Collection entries
— begin —

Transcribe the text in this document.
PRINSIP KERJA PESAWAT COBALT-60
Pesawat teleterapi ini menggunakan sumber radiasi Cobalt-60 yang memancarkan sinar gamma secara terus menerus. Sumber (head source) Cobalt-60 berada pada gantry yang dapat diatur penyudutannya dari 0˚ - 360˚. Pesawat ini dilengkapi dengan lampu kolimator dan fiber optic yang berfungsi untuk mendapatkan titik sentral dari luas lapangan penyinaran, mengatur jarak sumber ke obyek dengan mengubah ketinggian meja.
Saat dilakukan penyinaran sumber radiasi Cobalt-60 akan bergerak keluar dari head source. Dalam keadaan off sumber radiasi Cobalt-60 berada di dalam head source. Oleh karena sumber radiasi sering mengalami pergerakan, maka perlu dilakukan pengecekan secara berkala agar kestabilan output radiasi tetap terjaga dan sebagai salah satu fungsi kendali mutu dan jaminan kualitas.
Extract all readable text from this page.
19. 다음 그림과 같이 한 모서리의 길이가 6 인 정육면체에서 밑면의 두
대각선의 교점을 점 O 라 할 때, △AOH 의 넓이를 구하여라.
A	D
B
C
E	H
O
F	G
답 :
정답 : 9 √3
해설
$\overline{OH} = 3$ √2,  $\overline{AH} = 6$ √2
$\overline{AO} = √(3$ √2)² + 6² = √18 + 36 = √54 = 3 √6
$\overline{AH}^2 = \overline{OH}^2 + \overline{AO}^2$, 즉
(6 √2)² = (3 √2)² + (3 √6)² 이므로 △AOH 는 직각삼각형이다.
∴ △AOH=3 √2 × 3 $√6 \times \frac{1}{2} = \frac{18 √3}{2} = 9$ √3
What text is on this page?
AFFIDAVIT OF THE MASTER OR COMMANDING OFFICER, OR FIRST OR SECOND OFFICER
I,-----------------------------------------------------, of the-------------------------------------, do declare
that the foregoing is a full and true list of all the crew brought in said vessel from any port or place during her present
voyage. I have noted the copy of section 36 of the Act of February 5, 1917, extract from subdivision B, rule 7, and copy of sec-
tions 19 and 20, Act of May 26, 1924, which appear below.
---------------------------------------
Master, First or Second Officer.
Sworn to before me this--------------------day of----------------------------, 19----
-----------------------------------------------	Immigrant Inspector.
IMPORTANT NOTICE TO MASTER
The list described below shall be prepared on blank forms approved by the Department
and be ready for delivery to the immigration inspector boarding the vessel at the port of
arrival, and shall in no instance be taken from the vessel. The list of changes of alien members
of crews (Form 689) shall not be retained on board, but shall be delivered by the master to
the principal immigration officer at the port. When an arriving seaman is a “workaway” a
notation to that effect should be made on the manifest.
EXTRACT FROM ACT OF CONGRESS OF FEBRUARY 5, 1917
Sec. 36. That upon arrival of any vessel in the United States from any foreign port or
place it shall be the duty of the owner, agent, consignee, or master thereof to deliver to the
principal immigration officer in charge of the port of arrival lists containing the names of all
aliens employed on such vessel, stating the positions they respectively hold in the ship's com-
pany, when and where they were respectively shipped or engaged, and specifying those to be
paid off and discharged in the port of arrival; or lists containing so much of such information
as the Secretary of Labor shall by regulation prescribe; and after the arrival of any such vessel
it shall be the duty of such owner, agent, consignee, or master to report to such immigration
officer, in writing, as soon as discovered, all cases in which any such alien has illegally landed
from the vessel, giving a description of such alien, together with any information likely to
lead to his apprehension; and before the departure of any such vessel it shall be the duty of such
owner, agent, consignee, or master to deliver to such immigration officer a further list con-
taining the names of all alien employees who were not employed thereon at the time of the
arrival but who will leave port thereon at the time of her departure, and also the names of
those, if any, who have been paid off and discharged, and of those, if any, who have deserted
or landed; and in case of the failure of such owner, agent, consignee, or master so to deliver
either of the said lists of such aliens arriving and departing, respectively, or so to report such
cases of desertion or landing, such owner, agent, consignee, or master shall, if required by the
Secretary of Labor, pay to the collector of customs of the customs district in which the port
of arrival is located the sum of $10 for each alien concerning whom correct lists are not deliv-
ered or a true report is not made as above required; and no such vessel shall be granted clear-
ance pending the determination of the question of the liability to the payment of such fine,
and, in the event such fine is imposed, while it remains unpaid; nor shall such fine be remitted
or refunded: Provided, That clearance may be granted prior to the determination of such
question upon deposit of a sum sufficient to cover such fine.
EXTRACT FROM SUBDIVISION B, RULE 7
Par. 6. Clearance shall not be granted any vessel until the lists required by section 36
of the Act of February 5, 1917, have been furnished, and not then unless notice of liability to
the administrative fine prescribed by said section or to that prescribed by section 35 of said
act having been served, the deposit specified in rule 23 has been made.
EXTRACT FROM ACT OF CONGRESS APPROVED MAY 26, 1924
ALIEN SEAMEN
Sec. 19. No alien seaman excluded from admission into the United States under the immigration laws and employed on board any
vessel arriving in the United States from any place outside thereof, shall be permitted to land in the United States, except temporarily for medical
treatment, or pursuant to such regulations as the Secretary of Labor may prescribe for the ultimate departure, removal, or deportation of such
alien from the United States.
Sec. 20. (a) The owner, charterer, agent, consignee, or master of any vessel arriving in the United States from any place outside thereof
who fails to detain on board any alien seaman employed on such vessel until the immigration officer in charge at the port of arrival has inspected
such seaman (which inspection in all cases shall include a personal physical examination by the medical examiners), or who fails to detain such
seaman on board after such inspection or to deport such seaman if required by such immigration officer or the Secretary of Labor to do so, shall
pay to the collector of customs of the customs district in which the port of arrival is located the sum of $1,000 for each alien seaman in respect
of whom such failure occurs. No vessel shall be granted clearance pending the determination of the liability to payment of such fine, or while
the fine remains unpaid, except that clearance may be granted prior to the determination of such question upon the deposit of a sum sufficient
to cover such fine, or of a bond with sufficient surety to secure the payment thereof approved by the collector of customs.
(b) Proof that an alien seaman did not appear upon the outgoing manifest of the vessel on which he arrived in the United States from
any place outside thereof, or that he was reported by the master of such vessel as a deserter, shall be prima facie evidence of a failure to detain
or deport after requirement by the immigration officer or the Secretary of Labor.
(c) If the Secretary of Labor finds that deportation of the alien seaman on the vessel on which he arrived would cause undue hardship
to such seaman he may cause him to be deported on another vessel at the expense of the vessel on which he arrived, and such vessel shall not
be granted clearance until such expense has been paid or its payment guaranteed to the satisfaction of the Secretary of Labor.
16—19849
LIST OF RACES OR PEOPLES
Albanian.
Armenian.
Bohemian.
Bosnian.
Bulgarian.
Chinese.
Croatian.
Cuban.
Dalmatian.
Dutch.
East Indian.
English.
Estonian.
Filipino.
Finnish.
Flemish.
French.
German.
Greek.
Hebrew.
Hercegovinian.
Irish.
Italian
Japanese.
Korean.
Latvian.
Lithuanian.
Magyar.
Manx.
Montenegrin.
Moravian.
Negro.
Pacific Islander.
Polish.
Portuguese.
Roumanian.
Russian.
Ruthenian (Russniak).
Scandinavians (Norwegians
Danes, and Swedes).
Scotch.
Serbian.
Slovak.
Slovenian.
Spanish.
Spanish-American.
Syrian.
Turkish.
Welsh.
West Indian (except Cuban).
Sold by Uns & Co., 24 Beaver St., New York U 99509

— end —

Exercise objective: All the entries above need to be reproduced exactly.

Complete output:
Transcribe the text in this document.
PRINSIP KERJA PESAWAT COBALT-60
Pesawat teleterapi ini menggunakan sumber radiasi Cobalt-60 yang memancarkan sinar gamma secara terus menerus. Sumber (head source) Cobalt-60 berada pada gantry yang dapat diatur penyudutannya dari 0˚ - 360˚. Pesawat ini dilengkapi dengan lampu kolimator dan fiber optic yang berfungsi untuk mendapatkan titik sentral dari luas lapangan penyinaran, mengatur jarak sumber ke obyek dengan mengubah ketinggian meja.
Saat dilakukan penyinaran sumber radiasi Cobalt-60 akan bergerak keluar dari head source. Dalam keadaan off sumber radiasi Cobalt-60 berada di dalam head source. Oleh karena sumber radiasi sering mengalami pergerakan, maka perlu dilakukan pengecekan secara berkala agar kestabilan output radiasi tetap terjaga dan sebagai salah satu fungsi kendali mutu dan jaminan kualitas.
Extract all readable text from this page.
19. 다음 그림과 같이 한 모서리의 길이가 6 인 정육면체에서 밑면의 두
대각선의 교점을 점 O 라 할 때, △AOH 의 넓이를 구하여라.
A	D
B
C
E	H
O
F	G
답 :
정답 : 9 √3
해설
$\overline{OH} = 3$ √2,  $\overline{AH} = 6$ √2
$\overline{AO} = √(3$ √2)² + 6² = √18 + 36 = √54 = 3 √6
$\overline{AH}^2 = \overline{OH}^2 + \overline{AO}^2$, 즉
(6 √2)² = (3 √2)² + (3 √6)² 이므로 △AOH 는 직각삼각형이다.
∴ △AOH=3 √2 × 3 $√6 \times \frac{1}{2} = \frac{18 √3}{2} = 9$ √3
What text is on this page?
AFFIDAVIT OF THE MASTER OR COMMANDING OFFICER, OR FIRST OR SECOND OFFICER
I,-----------------------------------------------------, of the-------------------------------------, do declare
that the foregoing is a full and true list of all the crew brought in said vessel from any port or place during her present
voyage. I have noted the copy of section 36 of the Act of February 5, 1917, extract from subdivision B, rule 7, and copy of sec-
tions 19 and 20, Act of May 26, 1924, which appear below.
---------------------------------------
Master, First or Second Officer.
Sworn to before me this--------------------day of----------------------------, 19----
-----------------------------------------------	Immigrant Inspector.
IMPORTANT NOTICE TO MASTER
The list described below shall be prepared on blank forms approved by the Department
and be ready for delivery to the immigration inspector boarding the vessel at the port of
arrival, and shall in no instance be taken from the vessel. The list of changes of alien members
of crews (Form 689) shall not be retained on board, but shall be delivered by the master to
the principal immigration officer at the port. When an arriving seaman is a “workaway” a
notation to that effect should be made on the manifest.
EXTRACT FROM ACT OF CONGRESS OF FEBRUARY 5, 1917
Sec. 36. That upon arrival of any vessel in the United States from any foreign port or
place it shall be the duty of the owner, agent, consignee, or master thereof to deliver to the
principal immigration officer in charge of the port of arrival lists containing the names of all
aliens employed on such vessel, stating the positions they respectively hold in the ship's com-
pany, when and where they were respectively shipped or engaged, and specifying those to be
paid off and discharged in the port of arrival; or lists containing so much of such information
as the Secretary of Labor shall by regulation prescribe; and after the arrival of any such vessel
it shall be the duty of such owner, agent, consignee, or master to report to such immigration
officer, in writing, as soon as discovered, all cases in which any such alien has illegally landed
from the vessel, giving a description of such alien, together with any information likely to
lead to his apprehension; and before the departure of any such vessel it shall be the duty of such
owner, agent, consignee, or master to deliver to such immigration officer a further list con-
taining the names of all alien employees who were not employed thereon at the time of the
arrival but who will leave port thereon at the time of her departure, and also the names of
those, if any, who have been paid off and discharged, and of those, if any, who have deserted
or landed; and in case of the failure of such owner, agent, consignee, or master so to deliver
either of the said lists of such aliens arriving and departing, respectively, or so to report such
cases of desertion or landing, such owner, agent, consignee, or master shall, if required by the
Secretary of Labor, pay to the collector of customs of the customs district in which the port
of arrival is located the sum of $10 for each alien concerning whom correct lists are not deliv-
ered or a true report is not made as above required; and no such vessel shall be granted clear-
ance pending the determination of the question of the liability to the payment of such fine,
and, in the event such fine is imposed, while it remains unpaid; nor shall such fine be remitted
or refunded: Provided, That clearance may be granted prior to the determination of such
question upon deposit of a sum sufficient to cover such fine.
EXTRACT FROM SUBDIVISION B, RULE 7
Par. 6. Clearance shall not be granted any vessel until the lists required by section 36
of the Act of February 5, 1917, have been furnished, and not then unless notice of liability to
the administrative fine prescribed by said section or to that prescribed by section 35 of said
act having been served, the deposit specified in rule 23 has been made.
EXTRACT FROM ACT OF CONGRESS APPROVED MAY 26, 1924
ALIEN SEAMEN
Sec. 19. No alien seaman excluded from admission into the United States under the immigration laws and employed on board any
vessel arriving in the United States from any place outside thereof, shall be permitted to land in the United States, except temporarily for medical
treatment, or pursuant to such regulations as the Secretary of Labor may prescribe for the ultimate departure, removal, or deportation of such
alien from the United States.
Sec. 20. (a) The owner, charterer, agent, consignee, or master of any vessel arriving in the United States from any place outside thereof
who fails to detain on board any alien seaman employed on such vessel until the immigration officer in charge at the port of arrival has inspected
such seaman (which inspection in all cases shall include a personal physical examination by the medical examiners), or who fails to detain such
seaman on board after such inspection or to deport such seaman if required by such immigration officer or the Secretary of Labor to do so, shall
pay to the collector of customs of the customs district in which the port of arrival is located the sum of $1,000 for each alien seaman in respect
of whom such failure occurs. No vessel shall be granted clearance pending the determination of the liability to payment of such fine, or while
the fine remains unpaid, except that clearance may be granted prior to the determination of such question upon the deposit of a sum sufficient
to cover such fine, or of a bond with sufficient surety to secure the payment thereof approved by the collector of customs.
(b) Proof that an alien seaman did not appear upon the outgoing manifest of the vessel on which he arrived in the United States from
any place outside thereof, or that he was reported by the master of such vessel as a deserter, shall be prima facie evidence of a failure to detain
or deport after requirement by the immigration officer or the Secretary of Labor.
(c) If the Secretary of Labor finds that deportation of the alien seaman on the vessel on which he arrived would cause undue hardship
to such seaman he may cause him to be deported on another vessel at the expense of the vessel on which he arrived, and such vessel shall not
be granted clearance until such expense has been paid or its payment guaranteed to the satisfaction of the Secretary of Labor.
16—19849
LIST OF RACES OR PEOPLES
Albanian.
Armenian.
Bohemian.
Bosnian.
Bulgarian.
Chinese.
Croatian.
Cuban.
Dalmatian.
Dutch.
East Indian.
English.
Estonian.
Filipino.
Finnish.
Flemish.
French.
German.
Greek.
Hebrew.
Hercegovinian.
Irish.
Italian
Japanese.
Korean.
Latvian.
Lithuanian.
Magyar.
Manx.
Montenegrin.
Moravian.
Negro.
Pacific Islander.
Polish.
Portuguese.
Roumanian.
Russian.
Ruthenian (Russniak).
Scandinavians (Norwegians
Danes, and Swedes).
Scotch.
Serbian.
Slovak.
Slovenian.
Spanish.
Spanish-American.
Syrian.
Turkish.
Welsh.
West Indian (except Cuban).
Sold by Uns & Co., 24 Beaver St., New York U 99509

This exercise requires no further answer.